--- start ---

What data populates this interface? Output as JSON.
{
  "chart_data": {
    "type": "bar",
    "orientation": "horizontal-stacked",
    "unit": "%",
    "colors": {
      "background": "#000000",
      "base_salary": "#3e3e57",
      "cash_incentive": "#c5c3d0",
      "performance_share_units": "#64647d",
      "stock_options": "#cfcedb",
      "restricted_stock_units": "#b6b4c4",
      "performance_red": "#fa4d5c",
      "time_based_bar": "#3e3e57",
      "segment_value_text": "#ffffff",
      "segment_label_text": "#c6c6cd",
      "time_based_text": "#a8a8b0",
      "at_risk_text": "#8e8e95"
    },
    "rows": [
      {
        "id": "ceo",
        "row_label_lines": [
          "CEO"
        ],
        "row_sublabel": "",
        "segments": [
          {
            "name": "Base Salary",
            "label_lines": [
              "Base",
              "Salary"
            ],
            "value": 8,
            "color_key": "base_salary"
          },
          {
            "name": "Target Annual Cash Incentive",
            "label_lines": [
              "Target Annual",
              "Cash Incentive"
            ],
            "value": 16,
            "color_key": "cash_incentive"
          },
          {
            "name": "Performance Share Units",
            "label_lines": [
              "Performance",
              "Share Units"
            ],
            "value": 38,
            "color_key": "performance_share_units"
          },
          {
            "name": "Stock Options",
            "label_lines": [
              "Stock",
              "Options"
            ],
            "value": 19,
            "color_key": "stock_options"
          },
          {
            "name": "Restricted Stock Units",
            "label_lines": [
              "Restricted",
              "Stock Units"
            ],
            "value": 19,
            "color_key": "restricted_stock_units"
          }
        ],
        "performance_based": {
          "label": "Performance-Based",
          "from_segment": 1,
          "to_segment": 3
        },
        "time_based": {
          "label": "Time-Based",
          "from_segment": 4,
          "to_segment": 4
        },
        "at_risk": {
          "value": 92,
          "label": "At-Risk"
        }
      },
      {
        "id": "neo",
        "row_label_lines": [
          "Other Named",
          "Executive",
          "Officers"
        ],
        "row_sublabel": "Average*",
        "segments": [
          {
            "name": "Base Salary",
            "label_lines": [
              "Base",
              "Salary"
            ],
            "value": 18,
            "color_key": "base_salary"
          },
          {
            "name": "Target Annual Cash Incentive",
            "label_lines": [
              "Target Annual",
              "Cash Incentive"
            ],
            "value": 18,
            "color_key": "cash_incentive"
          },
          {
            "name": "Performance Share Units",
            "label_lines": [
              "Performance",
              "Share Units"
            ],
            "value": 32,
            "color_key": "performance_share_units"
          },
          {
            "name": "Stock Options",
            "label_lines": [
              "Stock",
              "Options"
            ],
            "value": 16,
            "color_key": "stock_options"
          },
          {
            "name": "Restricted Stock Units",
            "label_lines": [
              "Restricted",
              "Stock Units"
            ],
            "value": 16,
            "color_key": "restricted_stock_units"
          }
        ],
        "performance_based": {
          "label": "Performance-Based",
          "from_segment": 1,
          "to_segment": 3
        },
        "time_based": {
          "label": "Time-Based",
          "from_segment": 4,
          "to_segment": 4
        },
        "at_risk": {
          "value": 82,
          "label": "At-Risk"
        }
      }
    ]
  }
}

--- end ---

* Problem
Return each line of the records above exactly as it reads.

* Full response
What data populates this interface? Output as JSON.
{
  "chart_data": {
    "type": "bar",
    "orientation": "horizontal-stacked",
    "unit": "%",
    "colors": {
      "background": "#000000",
      "base_salary": "#3e3e57",
      "cash_incentive": "#c5c3d0",
      "performance_share_units": "#64647d",
      "stock_options": "#cfcedb",
      "restricted_stock_units": "#b6b4c4",
      "performance_red": "#fa4d5c",
      "time_based_bar": "#3e3e57",
      "segment_value_text": "#ffffff",
      "segment_label_text": "#c6c6cd",
      "time_based_text": "#a8a8b0",
      "at_risk_text": "#8e8e95"
    },
    "rows": [
      {
        "id": "ceo",
        "row_label_lines": [
          "CEO"
        ],
        "row_sublabel": "",
        "segments": [
          {
            "name": "Base Salary",
            "label_lines": [
              "Base",
              "Salary"
            ],
            "value": 8,
            "color_key": "base_salary"
          },
          {
            "name": "Target Annual Cash Incentive",
            "label_lines": [
              "Target Annual",
              "Cash Incentive"
            ],
            "value": 16,
            "color_key": "cash_incentive"
          },
          {
            "name": "Performance Share Units",
            "label_lines": [
              "Performance",
              "Share Units"
            ],
            "value": 38,
            "color_key": "performance_share_units"
          },
          {
            "name": "Stock Options",
            "label_lines": [
              "Stock",
              "Options"
            ],
            "value": 19,
            "color_key": "stock_options"
          },
          {
            "name": "Restricted Stock Units",
            "label_lines": [
              "Restricted",
              "Stock Units"
            ],
            "value": 19,
            "color_key": "restricted_stock_units"
          }
        ],
        "performance_based": {
          "label": "Performance-Based",
          "from_segment": 1,
          "to_segment": 3
        },
        "time_based": {
          "label": "Time-Based",
          "from_segment": 4,
          "to_segment": 4
        },
        "at_risk": {
          "value": 92,
          "label": "At-Risk"
        }
      },
      {
        "id": "neo",
        "row_label_lines": [
          "Other Named",
          "Executive",
          "Officers"
        ],
        "row_sublabel": "Average*",
        "segments": [
          {
            "name": "Base Salary",
            "label_lines": [
              "Base",
              "Salary"
            ],
            "value": 18,
            "color_key": "base_salary"
          },
          {
            "name": "Target Annual Cash Incentive",
            "label_lines": [
              "Target Annual",
              "Cash Incentive"
            ],
            "value": 18,
            "color_key": "cash_incentive"
          },
          {
            "name": "Performance Share Units",
            "label_lines": [
              "Performance",
              "Share Units"
            ],
            "value": 32,
            "color_key": "performance_share_units"
          },
          {
            "name": "Stock Options",
            "label_lines": [
              "Stock",
              "Options"
            ],
            "value": 16,
            "color_key": "stock_options"
          },
          {
            "name": "Restricted Stock Units",
            "label_lines": [
              "Restricted",
              "Stock Units"
            ],
            "value": 16,
            "color_key": "restricted_stock_units"
          }
        ],
        "performance_based": {
          "label": "Performance-Based",
          "from_segment": 1,
          "to_segment": 3
        },
        "time_based": {
          "label": "Time-Based",
          "from_segment": 4,
          "to_segment": 4
        },
        "at_risk": {
          "value": 82,
          "label": "At-Risk"
        }
      }
    ]
  }
}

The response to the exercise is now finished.